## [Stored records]

START

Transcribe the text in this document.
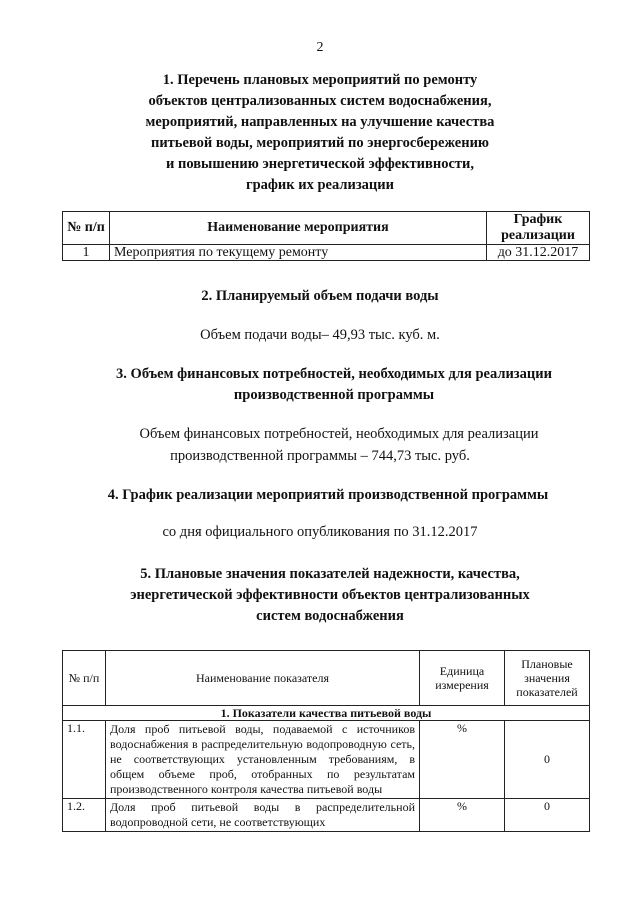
2
1. Перечень плановых мероприятий по ремонту
объектов централизованных систем водоснабжения,
мероприятий, направленных на улучшение качества
питьевой воды, мероприятий по энергосбережению
и повышению энергетической эффективности,
график их реализации
№ п/п	Наименование мероприятия	График реализации
1	Мероприятия по текущему ремонту	до 31.12.2017
2. Планируемый объем подачи воды
Объем подачи воды– 49,93 тыс. куб. м.
3. Объем финансовых потребностей, необходимых для реализации
производственной программы
Объем финансовых потребностей, необходимых для реализации
производственной программы – 744,73 тыс. руб.
4. График реализации мероприятий производственной программы
со дня официального опубликования по 31.12.2017
5. Плановые значения показателей надежности, качества,
энергетической эффективности объектов централизованных
систем водоснабжения
№ п/п	Наименование показателя	Единица измерения	Плановые значения показателей
1. Показатели качества питьевой воды			
1.1.	Доля проб питьевой воды, подаваемой с источников водоснабжения в распределительную водопроводную сеть, не соответствующих установленным требованиям, в общем объеме проб, отобранных по результатам производственного контроля качества питьевой воды	%	0
1.2.	Доля проб питьевой воды в распределительной водопроводной сети, не соответствующих	%	0
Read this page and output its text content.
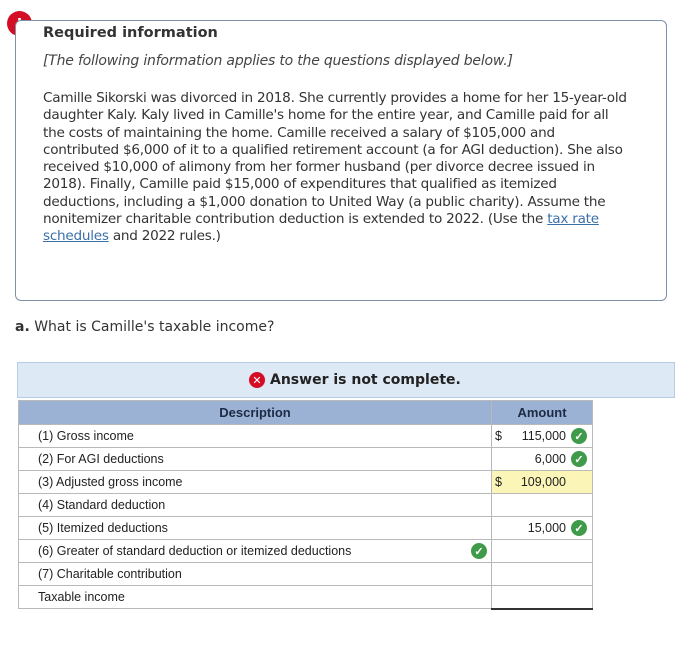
Required information
[The following information applies to the questions displayed below.]
Camille Sikorski was divorced in 2018. She currently provides a home for her 15-year-old daughter Kaly. Kaly lived in Camille's home for the entire year, and Camille paid for all the costs of maintaining the home. Camille received a salary of $105,000 and contributed $6,000 of it to a qualified retirement account (a for AGI deduction). She also received $10,000 of alimony from her former husband (per divorce decree issued in 2018). Finally, Camille paid $15,000 of expenditures that qualified as itemized deductions, including a $1,000 donation to United Way (a public charity). Assume the nonitemizer charitable contribution deduction is extended to 2022. (Use the tax rate schedules and 2022 rules.)
a. What is Camille's taxable income?
✕ Answer is not complete.
Description	Amount
(1) Gross income	$ 115,000 ✓

(2) For AGI deductions	6,000 ✓

(3) Adjusted gross income	$ 109,000

(4) Standard deduction	
(5) Itemized deductions	15,000 ✓

(6) Greater of standard deduction or itemized deductions ✓	

(7) Charitable contribution	
Taxable income	
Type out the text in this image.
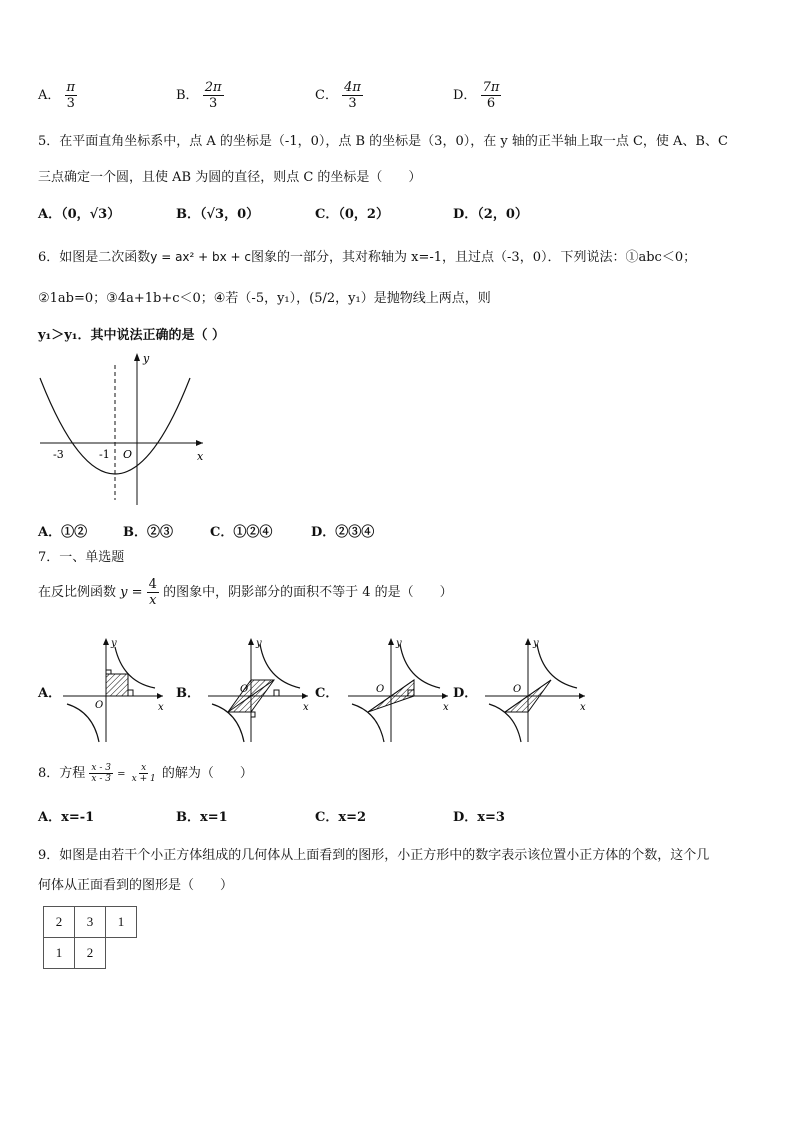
A． $\frac{\pi}{3}$	B． $\frac{2\pi}{3}$	C． $\frac{4\pi}{3}$	D． $\frac{7\pi}{6}$
5．在平面直角坐标系中，点 A 的坐标是（-1，0），点 B 的坐标是（3，0），在 y 轴的正半轴上取一点 C，使 A、B、C
三点确定一个圆，且使 AB 为圆的直径，则点 C 的坐标是（　　）
A．（0，√3）	B．（√3，0）	C．（0，2）	D．（2，0）
6．如图是二次函数y = ax² + bx + c图象的一部分，其对称轴为 x=-1，且过点（-3，0）．下列说法：①abc＜0；
②1ab=0；③4a+1b+c＜0；④若（-5，y₁），(5/2，y₁）是抛物线上两点，则
y₁＞y₁．其中说法正确的是（ ）
y
x
O
-3	-1
A．①②	B．②③	C．①②④	D．②③④
7．一、单选题
在反比例函数 $y = \frac{4}{x}$ 的图象中，阴影部分的面积不等于 4 的是（　　）
A．	B．	C．	D．
y
x
O
y
x
O
y
x
O
y
x
O
8．方程 $\frac{x - 3}{x - 3} = \frac{x}{x + 1}$ 的解为（　　）
A．x=-1	B．x=1	C．x=2	D．x=3
9．如图是由若干个小正方体组成的几何体从上面看到的图形，小正方形中的数字表示该位置小正方体的个数，这个几
何体从正面看到的图形是（　　）
2	3	1
1	2	
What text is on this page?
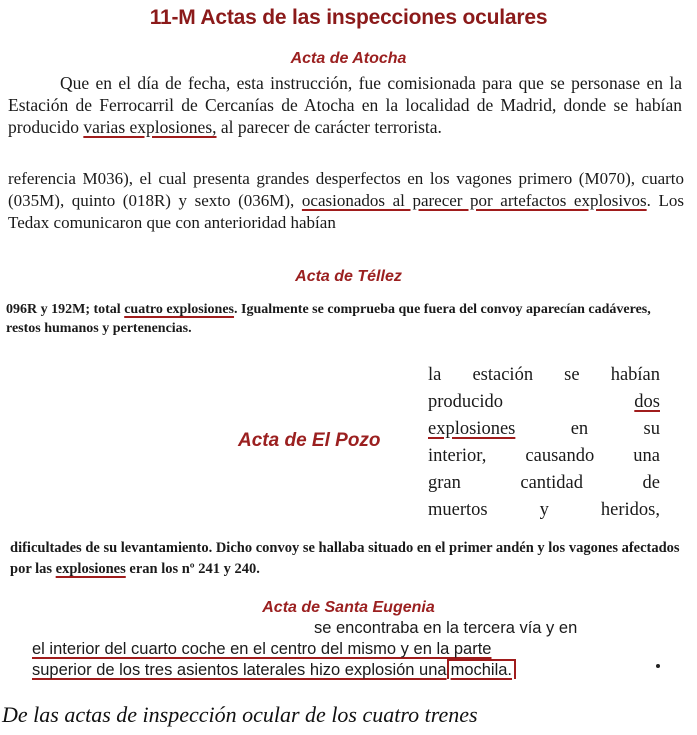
11-M Actas de las inspecciones oculares
Acta de Atocha
Que en el día de fecha, esta instrucción, fue comisionada para que se personase en la Estación de Ferrocarril de Cercanías de Atocha en la localidad de Madrid, donde se habían producido varias explosiones, al parecer de carácter terrorista.
referencia M036), el cual presenta grandes desperfectos en los vagones primero (M070), cuarto (035M), quinto (018R) y sexto (036M), ocasionados al parecer por artefactos explosivos. Los Tedax comunicaron que con anterioridad habían
Acta de Téllez
096R y 192M; total cuatro explosiones. Igualmente se comprueba que fuera del convoy aparecían cadáveres, restos humanos y pertenencias.
Acta de El Pozo
la estación se habían
producido	dos
explosiones	en	su
interior, causando una
gran	cantidad	de
muertos	y	heridos,
dificultades de su levantamiento. Dicho convoy se hallaba situado en el primer andén y los vagones afectados por las explosiones eran los nº 241 y 240.
Acta de Santa Eugenia
se encontraba en la tercera vía y en
el interior del cuarto coche en el centro del mismo y en la parte
superior de los tres asientos laterales hizo explosión una mochila.
De las actas de inspección ocular de los cuatro trenes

END

From the entries above, copy out every line where the string "deductions" appears.

Camille Sikorski was divorced in 2018. She currently provides a home for her 15-year-old daughter Kaly. Kaly lived in Camille's home for the entire year, and Camille paid for all the costs of maintaining the home. Camille received a salary of $105,000 and contributed $6,000 of it to a qualified retirement account (a for AGI deduction). She also received $10,000 of alimony from her former husband (per divorce decree issued in 2018). Finally, Camille paid $15,000 of expenditures that qualified as itemized deductions, including a $1,000 donation to United Way (a public charity). Assume the nonitemizer charitable contribution deduction is extended to 2022. (Use the tax rate schedules and 2022 rules.)
(2) For AGI deductions	6,000 ✓
(5) Itemized deductions	15,000 ✓
(6) Greater of standard deduction or itemized deductions ✓	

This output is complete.